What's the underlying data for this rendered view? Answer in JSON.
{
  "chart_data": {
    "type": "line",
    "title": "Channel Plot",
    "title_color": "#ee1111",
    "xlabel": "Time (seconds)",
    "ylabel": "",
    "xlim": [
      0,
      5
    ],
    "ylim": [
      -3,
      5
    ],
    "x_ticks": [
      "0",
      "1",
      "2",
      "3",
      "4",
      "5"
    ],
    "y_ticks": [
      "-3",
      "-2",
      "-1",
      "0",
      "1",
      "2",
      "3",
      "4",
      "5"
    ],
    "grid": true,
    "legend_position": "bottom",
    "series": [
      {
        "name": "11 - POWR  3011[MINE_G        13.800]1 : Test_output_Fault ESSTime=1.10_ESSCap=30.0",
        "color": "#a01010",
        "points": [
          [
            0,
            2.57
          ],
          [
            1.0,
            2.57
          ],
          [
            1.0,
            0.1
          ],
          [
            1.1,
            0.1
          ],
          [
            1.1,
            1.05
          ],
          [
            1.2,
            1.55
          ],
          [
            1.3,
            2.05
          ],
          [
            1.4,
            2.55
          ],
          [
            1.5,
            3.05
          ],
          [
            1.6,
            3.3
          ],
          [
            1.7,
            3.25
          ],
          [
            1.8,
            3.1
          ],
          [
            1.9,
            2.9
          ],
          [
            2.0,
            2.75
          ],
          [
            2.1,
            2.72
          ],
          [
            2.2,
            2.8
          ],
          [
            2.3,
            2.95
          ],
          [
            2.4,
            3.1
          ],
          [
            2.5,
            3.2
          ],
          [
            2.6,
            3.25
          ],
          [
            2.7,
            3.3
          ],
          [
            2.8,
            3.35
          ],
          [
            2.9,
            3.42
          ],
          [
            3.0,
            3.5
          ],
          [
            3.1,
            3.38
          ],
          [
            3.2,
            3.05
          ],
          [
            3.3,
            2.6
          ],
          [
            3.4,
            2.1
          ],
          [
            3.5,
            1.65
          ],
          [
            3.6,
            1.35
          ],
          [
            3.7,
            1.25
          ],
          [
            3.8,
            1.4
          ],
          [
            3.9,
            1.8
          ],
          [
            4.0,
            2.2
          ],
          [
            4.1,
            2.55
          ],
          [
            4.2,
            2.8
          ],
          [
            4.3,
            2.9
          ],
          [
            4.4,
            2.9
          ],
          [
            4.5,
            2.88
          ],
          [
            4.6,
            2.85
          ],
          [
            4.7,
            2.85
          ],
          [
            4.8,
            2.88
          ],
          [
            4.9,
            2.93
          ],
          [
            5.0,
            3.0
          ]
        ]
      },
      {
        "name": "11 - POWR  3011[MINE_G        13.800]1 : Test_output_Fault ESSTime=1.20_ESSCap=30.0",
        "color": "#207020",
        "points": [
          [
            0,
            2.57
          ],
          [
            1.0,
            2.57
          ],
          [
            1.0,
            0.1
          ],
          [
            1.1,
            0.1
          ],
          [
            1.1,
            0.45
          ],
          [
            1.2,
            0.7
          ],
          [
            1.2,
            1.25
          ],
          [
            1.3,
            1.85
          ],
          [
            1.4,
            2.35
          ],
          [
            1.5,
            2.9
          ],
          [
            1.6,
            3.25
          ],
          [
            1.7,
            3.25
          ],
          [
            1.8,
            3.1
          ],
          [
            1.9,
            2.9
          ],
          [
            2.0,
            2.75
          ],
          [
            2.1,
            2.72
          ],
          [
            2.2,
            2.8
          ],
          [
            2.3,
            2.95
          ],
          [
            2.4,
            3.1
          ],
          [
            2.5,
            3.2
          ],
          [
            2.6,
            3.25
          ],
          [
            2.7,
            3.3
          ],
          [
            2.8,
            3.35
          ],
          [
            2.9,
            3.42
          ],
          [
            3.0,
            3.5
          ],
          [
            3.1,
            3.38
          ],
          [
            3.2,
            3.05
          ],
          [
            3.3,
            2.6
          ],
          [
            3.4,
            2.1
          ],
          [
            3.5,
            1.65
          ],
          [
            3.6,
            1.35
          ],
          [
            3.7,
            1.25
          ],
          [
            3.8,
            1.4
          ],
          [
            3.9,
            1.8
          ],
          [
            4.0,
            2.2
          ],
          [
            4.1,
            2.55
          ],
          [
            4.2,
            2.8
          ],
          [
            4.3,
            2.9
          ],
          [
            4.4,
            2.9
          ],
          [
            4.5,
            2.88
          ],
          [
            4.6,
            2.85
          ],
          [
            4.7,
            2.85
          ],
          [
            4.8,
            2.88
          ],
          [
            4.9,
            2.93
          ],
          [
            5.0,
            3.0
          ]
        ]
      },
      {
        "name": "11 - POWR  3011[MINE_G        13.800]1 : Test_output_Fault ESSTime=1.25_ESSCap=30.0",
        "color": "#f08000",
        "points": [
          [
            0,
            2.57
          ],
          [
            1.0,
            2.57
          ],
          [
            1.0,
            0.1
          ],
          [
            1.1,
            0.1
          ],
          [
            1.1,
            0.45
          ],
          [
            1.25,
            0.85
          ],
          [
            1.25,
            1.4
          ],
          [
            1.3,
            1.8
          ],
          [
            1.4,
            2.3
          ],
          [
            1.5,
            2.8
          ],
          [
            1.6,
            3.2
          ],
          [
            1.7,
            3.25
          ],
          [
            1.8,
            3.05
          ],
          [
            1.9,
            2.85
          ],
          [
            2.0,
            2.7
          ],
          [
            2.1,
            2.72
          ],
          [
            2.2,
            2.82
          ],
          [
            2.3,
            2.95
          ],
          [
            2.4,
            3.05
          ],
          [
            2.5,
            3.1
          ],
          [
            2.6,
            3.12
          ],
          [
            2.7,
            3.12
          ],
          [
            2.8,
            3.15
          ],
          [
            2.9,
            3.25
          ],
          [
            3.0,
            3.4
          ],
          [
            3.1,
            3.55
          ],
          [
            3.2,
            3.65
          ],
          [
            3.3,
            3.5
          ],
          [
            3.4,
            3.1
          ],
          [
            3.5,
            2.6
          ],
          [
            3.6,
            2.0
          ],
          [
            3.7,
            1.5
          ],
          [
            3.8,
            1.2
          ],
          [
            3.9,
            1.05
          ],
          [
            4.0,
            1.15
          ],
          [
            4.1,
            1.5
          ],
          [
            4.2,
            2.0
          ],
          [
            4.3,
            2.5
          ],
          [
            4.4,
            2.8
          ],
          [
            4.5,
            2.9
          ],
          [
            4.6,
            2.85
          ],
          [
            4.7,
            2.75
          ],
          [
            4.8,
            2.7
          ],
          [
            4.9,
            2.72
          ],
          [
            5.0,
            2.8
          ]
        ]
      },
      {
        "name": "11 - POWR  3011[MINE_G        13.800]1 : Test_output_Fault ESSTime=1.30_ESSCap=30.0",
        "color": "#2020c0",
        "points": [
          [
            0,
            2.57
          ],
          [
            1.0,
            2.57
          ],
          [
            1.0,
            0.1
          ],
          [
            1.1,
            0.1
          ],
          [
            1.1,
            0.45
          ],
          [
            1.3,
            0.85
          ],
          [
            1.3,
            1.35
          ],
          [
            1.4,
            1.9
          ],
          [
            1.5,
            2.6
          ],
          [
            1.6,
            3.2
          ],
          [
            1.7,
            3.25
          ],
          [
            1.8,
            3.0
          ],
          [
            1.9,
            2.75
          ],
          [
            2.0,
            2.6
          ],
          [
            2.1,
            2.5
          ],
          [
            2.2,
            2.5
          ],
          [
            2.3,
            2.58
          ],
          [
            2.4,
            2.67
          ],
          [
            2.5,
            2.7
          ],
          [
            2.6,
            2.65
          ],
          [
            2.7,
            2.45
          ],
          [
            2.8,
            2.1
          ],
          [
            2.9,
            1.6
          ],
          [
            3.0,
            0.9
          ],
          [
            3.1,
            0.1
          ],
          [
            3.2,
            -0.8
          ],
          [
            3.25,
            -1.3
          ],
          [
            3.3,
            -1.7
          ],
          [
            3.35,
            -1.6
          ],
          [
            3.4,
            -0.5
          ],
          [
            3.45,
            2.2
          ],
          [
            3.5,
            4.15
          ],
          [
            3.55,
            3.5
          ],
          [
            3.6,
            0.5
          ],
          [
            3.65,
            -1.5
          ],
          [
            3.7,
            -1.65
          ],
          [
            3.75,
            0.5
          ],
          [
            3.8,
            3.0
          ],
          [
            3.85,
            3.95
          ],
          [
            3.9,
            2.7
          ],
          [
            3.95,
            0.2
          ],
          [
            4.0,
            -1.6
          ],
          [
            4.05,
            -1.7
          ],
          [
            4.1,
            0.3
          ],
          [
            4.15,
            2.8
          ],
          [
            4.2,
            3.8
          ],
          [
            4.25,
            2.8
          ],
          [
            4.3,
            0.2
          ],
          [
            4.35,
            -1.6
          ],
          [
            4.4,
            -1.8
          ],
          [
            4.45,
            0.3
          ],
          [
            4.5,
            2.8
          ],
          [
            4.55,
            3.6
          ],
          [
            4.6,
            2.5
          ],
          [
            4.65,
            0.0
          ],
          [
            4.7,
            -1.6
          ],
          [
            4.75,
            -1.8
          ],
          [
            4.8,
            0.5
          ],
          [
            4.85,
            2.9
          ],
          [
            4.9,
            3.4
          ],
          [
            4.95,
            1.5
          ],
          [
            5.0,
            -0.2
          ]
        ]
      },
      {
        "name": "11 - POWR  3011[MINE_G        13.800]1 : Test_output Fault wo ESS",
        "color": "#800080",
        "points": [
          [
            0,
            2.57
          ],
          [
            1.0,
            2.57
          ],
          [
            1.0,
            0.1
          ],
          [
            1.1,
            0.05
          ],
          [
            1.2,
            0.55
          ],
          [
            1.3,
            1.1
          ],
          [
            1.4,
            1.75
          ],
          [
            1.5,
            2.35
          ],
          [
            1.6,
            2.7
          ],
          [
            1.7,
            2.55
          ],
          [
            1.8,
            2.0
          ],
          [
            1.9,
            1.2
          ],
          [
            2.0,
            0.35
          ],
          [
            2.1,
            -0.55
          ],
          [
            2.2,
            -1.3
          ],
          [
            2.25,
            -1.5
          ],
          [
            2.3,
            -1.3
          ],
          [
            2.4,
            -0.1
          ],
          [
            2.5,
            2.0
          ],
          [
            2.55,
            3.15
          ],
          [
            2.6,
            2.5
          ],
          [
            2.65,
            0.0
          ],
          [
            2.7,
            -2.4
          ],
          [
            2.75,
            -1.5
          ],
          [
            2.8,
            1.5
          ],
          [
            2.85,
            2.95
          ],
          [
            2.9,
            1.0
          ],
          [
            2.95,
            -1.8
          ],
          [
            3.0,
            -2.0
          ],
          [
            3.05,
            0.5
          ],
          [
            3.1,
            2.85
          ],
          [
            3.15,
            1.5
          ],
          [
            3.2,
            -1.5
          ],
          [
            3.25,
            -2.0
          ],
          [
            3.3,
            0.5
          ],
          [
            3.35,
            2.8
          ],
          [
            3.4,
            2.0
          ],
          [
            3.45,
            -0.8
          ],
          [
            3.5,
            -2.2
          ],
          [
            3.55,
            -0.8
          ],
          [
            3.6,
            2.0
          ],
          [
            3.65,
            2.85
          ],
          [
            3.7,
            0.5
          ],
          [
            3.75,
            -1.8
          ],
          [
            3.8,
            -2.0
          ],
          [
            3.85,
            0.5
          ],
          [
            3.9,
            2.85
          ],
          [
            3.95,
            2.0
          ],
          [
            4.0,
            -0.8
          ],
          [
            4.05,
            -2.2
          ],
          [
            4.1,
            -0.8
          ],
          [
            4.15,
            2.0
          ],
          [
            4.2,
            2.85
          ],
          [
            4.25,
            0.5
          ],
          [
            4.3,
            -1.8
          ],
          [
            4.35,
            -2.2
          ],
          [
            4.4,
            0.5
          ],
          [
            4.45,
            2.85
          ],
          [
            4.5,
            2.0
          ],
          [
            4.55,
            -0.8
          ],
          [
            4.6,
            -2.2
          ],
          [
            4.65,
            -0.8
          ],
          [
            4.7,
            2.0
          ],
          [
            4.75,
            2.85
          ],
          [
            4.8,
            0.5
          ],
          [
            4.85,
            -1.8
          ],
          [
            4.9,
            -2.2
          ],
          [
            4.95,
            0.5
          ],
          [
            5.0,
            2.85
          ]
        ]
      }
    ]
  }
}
* * * * * * *
## DIRECTIONS FOR THIS TASK
Report all lines of the material that contain the word "ESSTime".

## THE SOLUTION
        "name": "11 - POWR  3011[MINE_G        13.800]1 : Test_output_Fault ESSTime=1.10_ESSCap=30.0",
        "name": "11 - POWR  3011[MINE_G        13.800]1 : Test_output_Fault ESSTime=1.20_ESSCap=30.0",
        "name": "11 - POWR  3011[MINE_G        13.800]1 : Test_output_Fault ESSTime=1.25_ESSCap=30.0",
        "name": "11 - POWR  3011[MINE_G        13.800]1 : Test_output_Fault ESSTime=1.30_ESSCap=30.0",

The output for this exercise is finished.